Requirements >>
Your task is to output the entries below word for word.

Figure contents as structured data
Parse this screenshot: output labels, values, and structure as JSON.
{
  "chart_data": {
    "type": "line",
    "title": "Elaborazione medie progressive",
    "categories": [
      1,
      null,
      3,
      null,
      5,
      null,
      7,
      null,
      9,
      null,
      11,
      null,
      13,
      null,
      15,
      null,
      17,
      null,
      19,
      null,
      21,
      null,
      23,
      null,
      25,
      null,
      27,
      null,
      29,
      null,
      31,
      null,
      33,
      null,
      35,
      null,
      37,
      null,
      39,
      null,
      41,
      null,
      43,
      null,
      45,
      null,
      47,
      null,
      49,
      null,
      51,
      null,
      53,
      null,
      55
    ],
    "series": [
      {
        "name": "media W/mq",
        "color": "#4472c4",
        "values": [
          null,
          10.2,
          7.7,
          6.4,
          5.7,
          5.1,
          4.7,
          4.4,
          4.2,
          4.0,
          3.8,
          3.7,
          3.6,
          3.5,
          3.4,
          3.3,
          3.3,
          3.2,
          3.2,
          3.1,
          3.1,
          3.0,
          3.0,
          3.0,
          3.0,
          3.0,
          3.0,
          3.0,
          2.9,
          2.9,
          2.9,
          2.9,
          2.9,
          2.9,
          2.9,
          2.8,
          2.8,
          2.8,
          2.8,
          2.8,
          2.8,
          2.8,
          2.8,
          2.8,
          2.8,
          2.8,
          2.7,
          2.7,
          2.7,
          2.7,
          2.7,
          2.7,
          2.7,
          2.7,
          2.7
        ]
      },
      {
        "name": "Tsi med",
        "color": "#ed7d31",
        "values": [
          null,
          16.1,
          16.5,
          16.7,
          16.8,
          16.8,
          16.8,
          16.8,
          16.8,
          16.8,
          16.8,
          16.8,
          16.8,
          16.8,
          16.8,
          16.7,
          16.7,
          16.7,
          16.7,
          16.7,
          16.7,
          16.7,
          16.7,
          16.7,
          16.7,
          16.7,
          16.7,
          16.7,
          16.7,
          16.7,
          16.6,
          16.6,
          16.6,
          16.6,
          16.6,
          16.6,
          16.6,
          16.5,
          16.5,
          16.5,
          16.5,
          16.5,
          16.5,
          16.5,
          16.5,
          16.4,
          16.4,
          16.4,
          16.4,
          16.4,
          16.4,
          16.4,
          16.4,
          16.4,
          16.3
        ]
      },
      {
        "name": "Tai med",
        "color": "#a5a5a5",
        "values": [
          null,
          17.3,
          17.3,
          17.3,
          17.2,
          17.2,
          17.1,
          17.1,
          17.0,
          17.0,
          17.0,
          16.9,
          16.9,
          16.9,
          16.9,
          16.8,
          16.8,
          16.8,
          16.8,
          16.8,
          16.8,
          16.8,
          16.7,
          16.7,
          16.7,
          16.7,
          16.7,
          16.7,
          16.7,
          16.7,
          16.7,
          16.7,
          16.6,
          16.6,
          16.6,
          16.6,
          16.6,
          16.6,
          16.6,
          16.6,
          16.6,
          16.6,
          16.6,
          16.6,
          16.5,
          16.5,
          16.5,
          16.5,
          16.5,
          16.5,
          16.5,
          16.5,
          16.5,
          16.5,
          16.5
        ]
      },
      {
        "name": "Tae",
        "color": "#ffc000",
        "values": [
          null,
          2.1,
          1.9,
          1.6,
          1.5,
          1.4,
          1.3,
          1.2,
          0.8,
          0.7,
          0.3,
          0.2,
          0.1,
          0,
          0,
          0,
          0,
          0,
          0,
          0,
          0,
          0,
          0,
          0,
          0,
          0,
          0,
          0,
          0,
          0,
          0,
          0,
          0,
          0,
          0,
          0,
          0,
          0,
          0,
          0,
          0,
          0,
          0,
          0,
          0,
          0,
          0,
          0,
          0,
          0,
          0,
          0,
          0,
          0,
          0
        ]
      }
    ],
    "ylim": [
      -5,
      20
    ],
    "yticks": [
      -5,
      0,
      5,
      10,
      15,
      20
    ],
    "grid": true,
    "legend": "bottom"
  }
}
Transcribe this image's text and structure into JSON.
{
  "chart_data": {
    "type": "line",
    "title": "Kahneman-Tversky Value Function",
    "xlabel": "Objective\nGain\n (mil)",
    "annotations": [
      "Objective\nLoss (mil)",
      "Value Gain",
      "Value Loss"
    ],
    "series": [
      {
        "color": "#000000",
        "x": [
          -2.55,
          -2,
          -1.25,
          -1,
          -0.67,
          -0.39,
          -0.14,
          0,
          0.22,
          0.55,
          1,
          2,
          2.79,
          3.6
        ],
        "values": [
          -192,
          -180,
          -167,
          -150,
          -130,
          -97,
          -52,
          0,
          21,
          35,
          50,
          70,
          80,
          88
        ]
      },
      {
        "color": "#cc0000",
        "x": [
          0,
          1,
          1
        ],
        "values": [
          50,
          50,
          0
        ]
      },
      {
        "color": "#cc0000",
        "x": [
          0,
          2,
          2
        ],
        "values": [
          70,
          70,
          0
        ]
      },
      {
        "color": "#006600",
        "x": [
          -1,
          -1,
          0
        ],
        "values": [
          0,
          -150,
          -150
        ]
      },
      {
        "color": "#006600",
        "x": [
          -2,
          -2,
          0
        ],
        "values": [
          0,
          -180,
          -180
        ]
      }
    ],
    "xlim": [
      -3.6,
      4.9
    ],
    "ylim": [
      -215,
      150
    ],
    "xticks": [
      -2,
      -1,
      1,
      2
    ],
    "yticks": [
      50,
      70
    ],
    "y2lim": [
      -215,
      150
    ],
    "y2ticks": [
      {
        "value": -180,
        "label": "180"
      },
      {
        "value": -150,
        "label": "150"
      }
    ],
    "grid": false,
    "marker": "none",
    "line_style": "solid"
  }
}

Exercise solution >>
Parse this screenshot: output labels, values, and structure as JSON.
{
  "chart_data": {
    "type": "line",
    "title": "Elaborazione medie progressive",
    "categories": [
      1,
      null,
      3,
      null,
      5,
      null,
      7,
      null,
      9,
      null,
      11,
      null,
      13,
      null,
      15,
      null,
      17,
      null,
      19,
      null,
      21,
      null,
      23,
      null,
      25,
      null,
      27,
      null,
      29,
      null,
      31,
      null,
      33,
      null,
      35,
      null,
      37,
      null,
      39,
      null,
      41,
      null,
      43,
      null,
      45,
      null,
      47,
      null,
      49,
      null,
      51,
      null,
      53,
      null,
      55
    ],
    "series": [
      {
        "name": "media W/mq",
        "color": "#4472c4",
        "values": [
          null,
          10.2,
          7.7,
          6.4,
          5.7,
          5.1,
          4.7,
          4.4,
          4.2,
          4.0,
          3.8,
          3.7,
          3.6,
          3.5,
          3.4,
          3.3,
          3.3,
          3.2,
          3.2,
          3.1,
          3.1,
          3.0,
          3.0,
          3.0,
          3.0,
          3.0,
          3.0,
          3.0,
          2.9,
          2.9,
          2.9,
          2.9,
          2.9,
          2.9,
          2.9,
          2.8,
          2.8,
          2.8,
          2.8,
          2.8,
          2.8,
          2.8,
          2.8,
          2.8,
          2.8,
          2.8,
          2.7,
          2.7,
          2.7,
          2.7,
          2.7,
          2.7,
          2.7,
          2.7,
          2.7
        ]
      },
      {
        "name": "Tsi med",
        "color": "#ed7d31",
        "values": [
          null,
          16.1,
          16.5,
          16.7,
          16.8,
          16.8,
          16.8,
          16.8,
          16.8,
          16.8,
          16.8,
          16.8,
          16.8,
          16.8,
          16.8,
          16.7,
          16.7,
          16.7,
          16.7,
          16.7,
          16.7,
          16.7,
          16.7,
          16.7,
          16.7,
          16.7,
          16.7,
          16.7,
          16.7,
          16.7,
          16.6,
          16.6,
          16.6,
          16.6,
          16.6,
          16.6,
          16.6,
          16.5,
          16.5,
          16.5,
          16.5,
          16.5,
          16.5,
          16.5,
          16.5,
          16.4,
          16.4,
          16.4,
          16.4,
          16.4,
          16.4,
          16.4,
          16.4,
          16.4,
          16.3
        ]
      },
      {
        "name": "Tai med",
        "color": "#a5a5a5",
        "values": [
          null,
          17.3,
          17.3,
          17.3,
          17.2,
          17.2,
          17.1,
          17.1,
          17.0,
          17.0,
          17.0,
          16.9,
          16.9,
          16.9,
          16.9,
          16.8,
          16.8,
          16.8,
          16.8,
          16.8,
          16.8,
          16.8,
          16.7,
          16.7,
          16.7,
          16.7,
          16.7,
          16.7,
          16.7,
          16.7,
          16.7,
          16.7,
          16.6,
          16.6,
          16.6,
          16.6,
          16.6,
          16.6,
          16.6,
          16.6,
          16.6,
          16.6,
          16.6,
          16.6,
          16.5,
          16.5,
          16.5,
          16.5,
          16.5,
          16.5,
          16.5,
          16.5,
          16.5,
          16.5,
          16.5
        ]
      },
      {
        "name": "Tae",
        "color": "#ffc000",
        "values": [
          null,
          2.1,
          1.9,
          1.6,
          1.5,
          1.4,
          1.3,
          1.2,
          0.8,
          0.7,
          0.3,
          0.2,
          0.1,
          0,
          0,
          0,
          0,
          0,
          0,
          0,
          0,
          0,
          0,
          0,
          0,
          0,
          0,
          0,
          0,
          0,
          0,
          0,
          0,
          0,
          0,
          0,
          0,
          0,
          0,
          0,
          0,
          0,
          0,
          0,
          0,
          0,
          0,
          0,
          0,
          0,
          0,
          0,
          0,
          0,
          0
        ]
      }
    ],
    "ylim": [
      -5,
      20
    ],
    "yticks": [
      -5,
      0,
      5,
      10,
      15,
      20
    ],
    "grid": true,
    "legend": "bottom"
  }
}
Transcribe this image's text and structure into JSON.
{
  "chart_data": {
    "type": "line",
    "title": "Kahneman-Tversky Value Function",
    "xlabel": "Objective\nGain\n (mil)",
    "annotations": [
      "Objective\nLoss (mil)",
      "Value Gain",
      "Value Loss"
    ],
    "series": [
      {
        "color": "#000000",
        "x": [
          -2.55,
          -2,
          -1.25,
          -1,
          -0.67,
          -0.39,
          -0.14,
          0,
          0.22,
          0.55,
          1,
          2,
          2.79,
          3.6
        ],
        "values": [
          -192,
          -180,
          -167,
          -150,
          -130,
          -97,
          -52,
          0,
          21,
          35,
          50,
          70,
          80,
          88
        ]
      },
      {
        "color": "#cc0000",
        "x": [
          0,
          1,
          1
        ],
        "values": [
          50,
          50,
          0
        ]
      },
      {
        "color": "#cc0000",
        "x": [
          0,
          2,
          2
        ],
        "values": [
          70,
          70,
          0
        ]
      },
      {
        "color": "#006600",
        "x": [
          -1,
          -1,
          0
        ],
        "values": [
          0,
          -150,
          -150
        ]
      },
      {
        "color": "#006600",
        "x": [
          -2,
          -2,
          0
        ],
        "values": [
          0,
          -180,
          -180
        ]
      }
    ],
    "xlim": [
      -3.6,
      4.9
    ],
    "ylim": [
      -215,
      150
    ],
    "xticks": [
      -2,
      -1,
      1,
      2
    ],
    "yticks": [
      50,
      70
    ],
    "y2lim": [
      -215,
      150
    ],
    "y2ticks": [
      {
        "value": -180,
        "label": "180"
      },
      {
        "value": -150,
        "label": "150"
      }
    ],
    "grid": false,
    "marker": "none",
    "line_style": "solid"
  }
}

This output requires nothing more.